═════ Input data

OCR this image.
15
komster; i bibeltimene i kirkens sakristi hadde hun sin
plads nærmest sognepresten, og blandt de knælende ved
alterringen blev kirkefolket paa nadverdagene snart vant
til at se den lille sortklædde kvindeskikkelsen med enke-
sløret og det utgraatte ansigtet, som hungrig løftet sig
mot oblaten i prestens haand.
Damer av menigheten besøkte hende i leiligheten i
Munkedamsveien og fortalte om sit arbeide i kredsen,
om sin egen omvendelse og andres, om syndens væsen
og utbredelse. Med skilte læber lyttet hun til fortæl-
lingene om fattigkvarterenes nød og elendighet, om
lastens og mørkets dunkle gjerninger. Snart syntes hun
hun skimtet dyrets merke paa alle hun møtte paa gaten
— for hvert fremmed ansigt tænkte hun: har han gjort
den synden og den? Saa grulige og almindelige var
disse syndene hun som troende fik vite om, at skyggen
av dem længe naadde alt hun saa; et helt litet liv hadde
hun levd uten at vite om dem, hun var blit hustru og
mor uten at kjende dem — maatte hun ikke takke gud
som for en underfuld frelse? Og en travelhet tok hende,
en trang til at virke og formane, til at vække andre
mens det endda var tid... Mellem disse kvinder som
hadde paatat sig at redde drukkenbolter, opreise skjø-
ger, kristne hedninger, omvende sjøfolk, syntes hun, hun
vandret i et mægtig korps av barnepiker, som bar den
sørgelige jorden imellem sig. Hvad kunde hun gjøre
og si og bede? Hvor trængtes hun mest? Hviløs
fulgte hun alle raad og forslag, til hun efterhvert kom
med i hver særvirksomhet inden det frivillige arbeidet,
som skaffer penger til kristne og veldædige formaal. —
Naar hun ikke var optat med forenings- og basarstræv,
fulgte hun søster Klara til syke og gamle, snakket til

══════════

Written task: Each line that holds the word "alle" is to be copied.

Full response:
hun skimtet dyrets merke paa alle hun møtte paa gaten
fulgte hun alle raad og forslag, til hun efterhvert kom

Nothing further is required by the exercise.